═══ LISTING

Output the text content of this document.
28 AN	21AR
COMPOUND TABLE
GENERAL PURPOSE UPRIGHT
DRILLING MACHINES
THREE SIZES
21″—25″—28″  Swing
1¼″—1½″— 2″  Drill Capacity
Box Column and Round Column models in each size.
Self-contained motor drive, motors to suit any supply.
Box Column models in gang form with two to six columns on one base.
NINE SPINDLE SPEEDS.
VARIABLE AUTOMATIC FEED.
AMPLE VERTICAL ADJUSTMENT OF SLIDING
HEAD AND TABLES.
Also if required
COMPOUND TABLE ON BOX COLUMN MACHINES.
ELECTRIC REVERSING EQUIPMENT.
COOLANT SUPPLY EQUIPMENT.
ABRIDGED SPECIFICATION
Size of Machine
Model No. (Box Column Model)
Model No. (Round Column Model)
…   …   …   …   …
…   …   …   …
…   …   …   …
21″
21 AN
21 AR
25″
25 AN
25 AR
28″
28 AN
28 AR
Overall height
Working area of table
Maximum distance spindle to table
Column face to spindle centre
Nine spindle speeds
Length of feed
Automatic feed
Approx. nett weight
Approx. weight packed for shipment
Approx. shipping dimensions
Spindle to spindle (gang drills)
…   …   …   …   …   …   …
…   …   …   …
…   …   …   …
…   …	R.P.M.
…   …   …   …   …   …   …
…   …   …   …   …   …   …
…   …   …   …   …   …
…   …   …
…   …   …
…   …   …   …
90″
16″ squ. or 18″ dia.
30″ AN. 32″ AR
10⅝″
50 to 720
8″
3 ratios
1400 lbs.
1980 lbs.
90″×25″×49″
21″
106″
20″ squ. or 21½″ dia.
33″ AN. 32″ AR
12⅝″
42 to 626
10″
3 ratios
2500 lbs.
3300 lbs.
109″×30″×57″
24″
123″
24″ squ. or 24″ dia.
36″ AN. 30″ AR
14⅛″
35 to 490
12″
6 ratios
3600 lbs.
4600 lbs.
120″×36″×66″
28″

══════

● **GIVEN INSTRUCTION**: Collect from the data above every line that includes "models".

● **ANSWER TO THIS PROBLEM**:
Box Column and Round Column models in each size.
Box Column models in gang form with two to six columns on one base.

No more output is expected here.